**Objective**
Your task is to repeat the entries exactly. Leave the pictures out.

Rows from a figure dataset
***
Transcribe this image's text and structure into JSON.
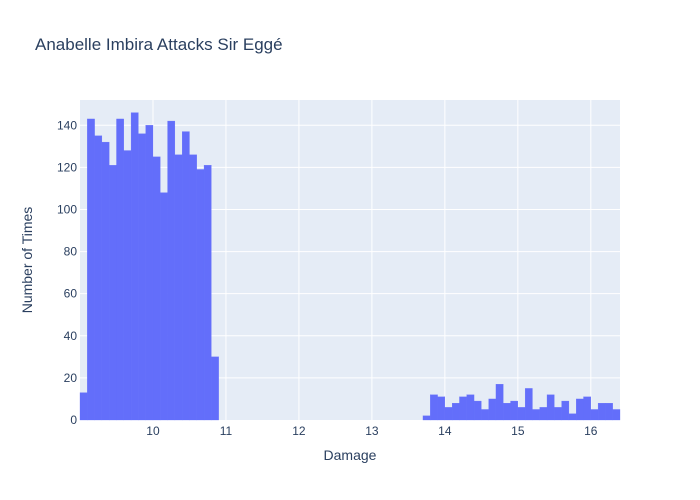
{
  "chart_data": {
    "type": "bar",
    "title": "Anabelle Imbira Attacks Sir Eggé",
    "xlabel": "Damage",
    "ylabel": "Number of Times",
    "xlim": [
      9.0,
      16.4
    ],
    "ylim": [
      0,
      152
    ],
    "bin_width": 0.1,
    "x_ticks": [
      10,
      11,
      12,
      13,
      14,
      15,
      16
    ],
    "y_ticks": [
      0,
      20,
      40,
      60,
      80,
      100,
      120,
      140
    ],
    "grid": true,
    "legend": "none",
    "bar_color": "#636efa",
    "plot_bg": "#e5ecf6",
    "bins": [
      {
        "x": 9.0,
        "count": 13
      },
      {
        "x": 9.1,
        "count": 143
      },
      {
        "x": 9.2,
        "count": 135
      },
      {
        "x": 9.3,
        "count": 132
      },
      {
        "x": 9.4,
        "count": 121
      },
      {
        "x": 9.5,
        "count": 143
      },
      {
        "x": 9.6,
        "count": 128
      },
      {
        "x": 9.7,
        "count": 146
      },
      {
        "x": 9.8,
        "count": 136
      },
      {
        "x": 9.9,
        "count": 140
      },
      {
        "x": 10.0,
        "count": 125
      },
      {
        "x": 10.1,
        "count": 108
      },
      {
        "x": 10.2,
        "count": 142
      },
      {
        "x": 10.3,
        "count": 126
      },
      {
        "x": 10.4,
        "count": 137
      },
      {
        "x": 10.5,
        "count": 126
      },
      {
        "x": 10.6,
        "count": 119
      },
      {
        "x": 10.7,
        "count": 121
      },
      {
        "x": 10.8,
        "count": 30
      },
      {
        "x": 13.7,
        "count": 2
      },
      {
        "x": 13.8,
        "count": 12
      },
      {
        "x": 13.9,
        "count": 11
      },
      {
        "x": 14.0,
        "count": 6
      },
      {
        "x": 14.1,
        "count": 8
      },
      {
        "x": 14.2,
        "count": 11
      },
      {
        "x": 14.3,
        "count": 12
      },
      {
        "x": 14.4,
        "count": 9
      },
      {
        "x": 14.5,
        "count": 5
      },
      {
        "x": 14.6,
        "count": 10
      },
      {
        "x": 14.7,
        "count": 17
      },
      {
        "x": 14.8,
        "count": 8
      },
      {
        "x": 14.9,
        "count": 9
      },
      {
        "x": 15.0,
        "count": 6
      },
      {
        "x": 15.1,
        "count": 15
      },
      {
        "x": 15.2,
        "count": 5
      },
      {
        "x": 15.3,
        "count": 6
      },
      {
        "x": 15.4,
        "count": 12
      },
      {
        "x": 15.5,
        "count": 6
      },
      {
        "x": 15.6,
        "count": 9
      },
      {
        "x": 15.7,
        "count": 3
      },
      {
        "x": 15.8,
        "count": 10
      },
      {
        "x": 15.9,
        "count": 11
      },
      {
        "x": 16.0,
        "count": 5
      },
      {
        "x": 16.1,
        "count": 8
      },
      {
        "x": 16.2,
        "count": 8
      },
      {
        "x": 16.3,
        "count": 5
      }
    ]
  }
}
***
**Result of this exercise**
Transcribe this image's text and structure into JSON.
{
  "chart_data": {
    "type": "bar",
    "title": "Anabelle Imbira Attacks Sir Eggé",
    "xlabel": "Damage",
    "ylabel": "Number of Times",
    "xlim": [
      9.0,
      16.4
    ],
    "ylim": [
      0,
      152
    ],
    "bin_width": 0.1,
    "x_ticks": [
      10,
      11,
      12,
      13,
      14,
      15,
      16
    ],
    "y_ticks": [
      0,
      20,
      40,
      60,
      80,
      100,
      120,
      140
    ],
    "grid": true,
    "legend": "none",
    "bar_color": "#636efa",
    "plot_bg": "#e5ecf6",
    "bins": [
      {
        "x": 9.0,
        "count": 13
      },
      {
        "x": 9.1,
        "count": 143
      },
      {
        "x": 9.2,
        "count": 135
      },
      {
        "x": 9.3,
        "count": 132
      },
      {
        "x": 9.4,
        "count": 121
      },
      {
        "x": 9.5,
        "count": 143
      },
      {
        "x": 9.6,
        "count": 128
      },
      {
        "x": 9.7,
        "count": 146
      },
      {
        "x": 9.8,
        "count": 136
      },
      {
        "x": 9.9,
        "count": 140
      },
      {
        "x": 10.0,
        "count": 125
      },
      {
        "x": 10.1,
        "count": 108
      },
      {
        "x": 10.2,
        "count": 142
      },
      {
        "x": 10.3,
        "count": 126
      },
      {
        "x": 10.4,
        "count": 137
      },
      {
        "x": 10.5,
        "count": 126
      },
      {
        "x": 10.6,
        "count": 119
      },
      {
        "x": 10.7,
        "count": 121
      },
      {
        "x": 10.8,
        "count": 30
      },
      {
        "x": 13.7,
        "count": 2
      },
      {
        "x": 13.8,
        "count": 12
      },
      {
        "x": 13.9,
        "count": 11
      },
      {
        "x": 14.0,
        "count": 6
      },
      {
        "x": 14.1,
        "count": 8
      },
      {
        "x": 14.2,
        "count": 11
      },
      {
        "x": 14.3,
        "count": 12
      },
      {
        "x": 14.4,
        "count": 9
      },
      {
        "x": 14.5,
        "count": 5
      },
      {
        "x": 14.6,
        "count": 10
      },
      {
        "x": 14.7,
        "count": 17
      },
      {
        "x": 14.8,
        "count": 8
      },
      {
        "x": 14.9,
        "count": 9
      },
      {
        "x": 15.0,
        "count": 6
      },
      {
        "x": 15.1,
        "count": 15
      },
      {
        "x": 15.2,
        "count": 5
      },
      {
        "x": 15.3,
        "count": 6
      },
      {
        "x": 15.4,
        "count": 12
      },
      {
        "x": 15.5,
        "count": 6
      },
      {
        "x": 15.6,
        "count": 9
      },
      {
        "x": 15.7,
        "count": 3
      },
      {
        "x": 15.8,
        "count": 10
      },
      {
        "x": 15.9,
        "count": 11
      },
      {
        "x": 16.0,
        "count": 5
      },
      {
        "x": 16.1,
        "count": 8
      },
      {
        "x": 16.2,
        "count": 8
      },
      {
        "x": 16.3,
        "count": 5
      }
    ]
  }
}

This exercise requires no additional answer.